>> START SUPPLIED RECORDS

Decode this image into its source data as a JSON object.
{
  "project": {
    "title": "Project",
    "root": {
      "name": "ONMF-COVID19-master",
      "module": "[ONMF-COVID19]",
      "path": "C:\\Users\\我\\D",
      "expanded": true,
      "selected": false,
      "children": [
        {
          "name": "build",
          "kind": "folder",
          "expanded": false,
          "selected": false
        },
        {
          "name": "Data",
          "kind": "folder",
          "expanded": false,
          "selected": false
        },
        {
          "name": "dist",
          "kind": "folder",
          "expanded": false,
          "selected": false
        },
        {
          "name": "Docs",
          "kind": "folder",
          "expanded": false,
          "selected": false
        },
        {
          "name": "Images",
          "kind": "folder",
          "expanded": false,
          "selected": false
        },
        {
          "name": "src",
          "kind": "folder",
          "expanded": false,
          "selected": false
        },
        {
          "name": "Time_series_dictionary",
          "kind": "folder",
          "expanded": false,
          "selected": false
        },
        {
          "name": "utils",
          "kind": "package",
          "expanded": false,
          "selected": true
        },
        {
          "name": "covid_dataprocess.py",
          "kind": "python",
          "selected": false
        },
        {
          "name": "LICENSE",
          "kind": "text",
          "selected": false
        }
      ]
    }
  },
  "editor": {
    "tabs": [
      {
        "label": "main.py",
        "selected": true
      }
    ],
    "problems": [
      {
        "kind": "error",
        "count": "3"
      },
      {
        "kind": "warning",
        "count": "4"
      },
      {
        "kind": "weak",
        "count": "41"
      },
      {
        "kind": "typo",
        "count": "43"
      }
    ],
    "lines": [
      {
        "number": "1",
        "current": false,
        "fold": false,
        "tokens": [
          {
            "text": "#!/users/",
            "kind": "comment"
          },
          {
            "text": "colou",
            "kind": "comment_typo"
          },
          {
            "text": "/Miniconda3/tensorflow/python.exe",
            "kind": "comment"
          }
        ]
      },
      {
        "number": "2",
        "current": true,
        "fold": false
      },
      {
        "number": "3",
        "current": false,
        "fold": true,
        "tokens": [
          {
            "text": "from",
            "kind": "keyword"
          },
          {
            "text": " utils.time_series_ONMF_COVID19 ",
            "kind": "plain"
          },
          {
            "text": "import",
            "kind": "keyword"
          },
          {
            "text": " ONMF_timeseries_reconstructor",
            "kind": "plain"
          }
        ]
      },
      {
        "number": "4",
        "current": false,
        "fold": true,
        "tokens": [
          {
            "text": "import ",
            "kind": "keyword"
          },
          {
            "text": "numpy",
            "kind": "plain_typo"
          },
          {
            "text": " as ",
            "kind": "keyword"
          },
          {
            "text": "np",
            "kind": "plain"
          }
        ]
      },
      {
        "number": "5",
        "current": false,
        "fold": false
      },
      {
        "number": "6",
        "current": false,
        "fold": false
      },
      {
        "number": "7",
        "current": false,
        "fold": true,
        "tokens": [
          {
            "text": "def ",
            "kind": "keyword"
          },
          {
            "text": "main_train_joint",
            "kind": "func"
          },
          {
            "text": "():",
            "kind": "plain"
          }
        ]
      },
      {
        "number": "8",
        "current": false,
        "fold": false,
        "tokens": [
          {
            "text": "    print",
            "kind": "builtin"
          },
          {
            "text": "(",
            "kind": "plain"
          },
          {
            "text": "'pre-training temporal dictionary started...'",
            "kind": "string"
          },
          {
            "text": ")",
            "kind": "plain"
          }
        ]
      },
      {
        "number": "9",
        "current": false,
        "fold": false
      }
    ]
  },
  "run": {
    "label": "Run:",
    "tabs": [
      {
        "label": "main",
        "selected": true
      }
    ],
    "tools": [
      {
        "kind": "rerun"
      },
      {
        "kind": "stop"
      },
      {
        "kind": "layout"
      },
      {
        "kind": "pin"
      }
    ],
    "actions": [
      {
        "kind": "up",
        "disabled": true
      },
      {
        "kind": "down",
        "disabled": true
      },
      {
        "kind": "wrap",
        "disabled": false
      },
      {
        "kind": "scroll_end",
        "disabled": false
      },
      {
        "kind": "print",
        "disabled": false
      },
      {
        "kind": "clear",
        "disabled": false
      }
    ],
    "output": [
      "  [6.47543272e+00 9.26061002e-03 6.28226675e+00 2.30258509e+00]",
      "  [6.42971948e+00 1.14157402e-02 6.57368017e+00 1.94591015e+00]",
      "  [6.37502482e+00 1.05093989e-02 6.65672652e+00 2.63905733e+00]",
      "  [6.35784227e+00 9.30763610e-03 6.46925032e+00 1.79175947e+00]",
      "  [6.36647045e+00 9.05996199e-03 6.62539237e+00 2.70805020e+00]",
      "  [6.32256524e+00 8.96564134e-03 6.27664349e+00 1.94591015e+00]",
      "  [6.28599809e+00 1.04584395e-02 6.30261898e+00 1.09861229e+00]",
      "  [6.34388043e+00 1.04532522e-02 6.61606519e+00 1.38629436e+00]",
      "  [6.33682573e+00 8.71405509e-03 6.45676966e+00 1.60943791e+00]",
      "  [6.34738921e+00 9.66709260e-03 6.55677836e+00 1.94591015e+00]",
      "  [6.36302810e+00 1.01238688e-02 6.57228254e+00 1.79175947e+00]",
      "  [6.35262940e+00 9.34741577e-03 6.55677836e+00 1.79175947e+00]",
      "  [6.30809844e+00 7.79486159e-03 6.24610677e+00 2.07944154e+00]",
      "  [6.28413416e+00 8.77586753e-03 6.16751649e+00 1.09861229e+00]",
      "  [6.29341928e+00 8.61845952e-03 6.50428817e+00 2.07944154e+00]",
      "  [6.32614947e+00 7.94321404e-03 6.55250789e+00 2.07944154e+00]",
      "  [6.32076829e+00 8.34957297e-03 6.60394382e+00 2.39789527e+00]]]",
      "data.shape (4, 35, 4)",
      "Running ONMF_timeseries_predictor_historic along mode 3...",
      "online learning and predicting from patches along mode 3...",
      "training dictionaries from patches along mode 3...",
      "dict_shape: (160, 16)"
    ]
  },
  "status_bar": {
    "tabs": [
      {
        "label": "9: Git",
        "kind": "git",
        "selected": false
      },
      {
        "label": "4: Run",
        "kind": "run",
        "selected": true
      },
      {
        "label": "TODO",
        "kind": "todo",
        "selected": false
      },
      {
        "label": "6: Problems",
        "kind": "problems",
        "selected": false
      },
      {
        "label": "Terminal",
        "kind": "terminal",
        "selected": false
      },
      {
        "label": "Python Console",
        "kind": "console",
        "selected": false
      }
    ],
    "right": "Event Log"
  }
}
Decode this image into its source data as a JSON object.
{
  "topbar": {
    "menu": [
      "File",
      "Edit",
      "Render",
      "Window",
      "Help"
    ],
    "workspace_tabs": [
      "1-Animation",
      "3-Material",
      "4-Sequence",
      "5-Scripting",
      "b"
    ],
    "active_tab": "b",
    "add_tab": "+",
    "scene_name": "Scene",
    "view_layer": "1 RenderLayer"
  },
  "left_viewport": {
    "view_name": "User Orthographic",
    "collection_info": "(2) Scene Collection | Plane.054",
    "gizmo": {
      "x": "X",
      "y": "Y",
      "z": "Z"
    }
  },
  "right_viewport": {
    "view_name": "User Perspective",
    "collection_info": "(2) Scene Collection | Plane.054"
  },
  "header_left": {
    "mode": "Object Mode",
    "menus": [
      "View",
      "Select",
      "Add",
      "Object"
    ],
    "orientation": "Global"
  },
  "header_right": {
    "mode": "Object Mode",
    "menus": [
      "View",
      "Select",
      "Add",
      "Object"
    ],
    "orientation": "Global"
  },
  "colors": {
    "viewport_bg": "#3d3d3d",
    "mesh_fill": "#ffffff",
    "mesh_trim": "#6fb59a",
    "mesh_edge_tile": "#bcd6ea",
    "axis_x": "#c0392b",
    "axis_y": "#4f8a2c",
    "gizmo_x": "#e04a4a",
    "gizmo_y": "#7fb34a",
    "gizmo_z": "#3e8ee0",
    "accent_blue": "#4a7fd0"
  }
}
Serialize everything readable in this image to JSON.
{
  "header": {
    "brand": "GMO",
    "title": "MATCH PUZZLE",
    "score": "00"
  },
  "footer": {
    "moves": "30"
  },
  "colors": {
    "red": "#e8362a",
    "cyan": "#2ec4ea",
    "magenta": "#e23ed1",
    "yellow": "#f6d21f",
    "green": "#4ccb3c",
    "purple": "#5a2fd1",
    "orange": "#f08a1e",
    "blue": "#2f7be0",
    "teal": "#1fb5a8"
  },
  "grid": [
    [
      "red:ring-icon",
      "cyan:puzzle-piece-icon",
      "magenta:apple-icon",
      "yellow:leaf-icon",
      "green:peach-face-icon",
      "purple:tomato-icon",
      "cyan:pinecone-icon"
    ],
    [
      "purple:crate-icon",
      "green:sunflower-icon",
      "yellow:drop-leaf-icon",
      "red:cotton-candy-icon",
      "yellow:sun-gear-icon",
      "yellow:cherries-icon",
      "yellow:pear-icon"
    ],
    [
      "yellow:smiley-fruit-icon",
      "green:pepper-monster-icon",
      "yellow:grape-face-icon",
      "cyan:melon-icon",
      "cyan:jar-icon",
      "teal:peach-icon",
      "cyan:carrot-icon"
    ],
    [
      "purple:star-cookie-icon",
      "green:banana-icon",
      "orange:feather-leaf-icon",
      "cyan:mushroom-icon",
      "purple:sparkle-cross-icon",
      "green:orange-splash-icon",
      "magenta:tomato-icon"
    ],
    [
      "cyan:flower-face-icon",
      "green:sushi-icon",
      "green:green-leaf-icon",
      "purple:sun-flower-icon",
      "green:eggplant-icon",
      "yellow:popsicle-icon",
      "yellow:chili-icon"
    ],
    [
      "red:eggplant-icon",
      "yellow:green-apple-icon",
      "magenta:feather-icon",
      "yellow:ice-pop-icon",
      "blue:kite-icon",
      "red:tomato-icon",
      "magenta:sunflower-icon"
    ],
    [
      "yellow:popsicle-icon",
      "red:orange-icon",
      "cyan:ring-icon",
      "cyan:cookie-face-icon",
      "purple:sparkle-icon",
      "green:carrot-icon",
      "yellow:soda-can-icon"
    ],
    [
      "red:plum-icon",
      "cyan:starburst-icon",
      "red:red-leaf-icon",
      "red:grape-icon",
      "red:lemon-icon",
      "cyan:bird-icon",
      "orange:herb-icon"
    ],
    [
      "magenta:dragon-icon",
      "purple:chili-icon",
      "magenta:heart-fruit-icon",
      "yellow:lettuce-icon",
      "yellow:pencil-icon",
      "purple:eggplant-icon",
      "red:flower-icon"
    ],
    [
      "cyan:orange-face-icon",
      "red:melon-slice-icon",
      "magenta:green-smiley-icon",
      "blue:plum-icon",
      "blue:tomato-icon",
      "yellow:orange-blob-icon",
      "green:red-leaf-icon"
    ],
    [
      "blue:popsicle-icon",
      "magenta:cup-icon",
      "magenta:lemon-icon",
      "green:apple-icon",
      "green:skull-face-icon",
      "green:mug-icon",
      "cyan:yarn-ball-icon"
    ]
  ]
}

>> END SUPPLIED RECORDS

** WRITTEN PROBLEM **
List all lines in the material containing the string "mode".

** OUTPUT **
      "Running ONMF_timeseries_predictor_historic along mode 3...",
      "online learning and predicting from patches along mode 3...",
      "training dictionaries from patches along mode 3...",
    "mode": "Object Mode",
    "mode": "Object Mode",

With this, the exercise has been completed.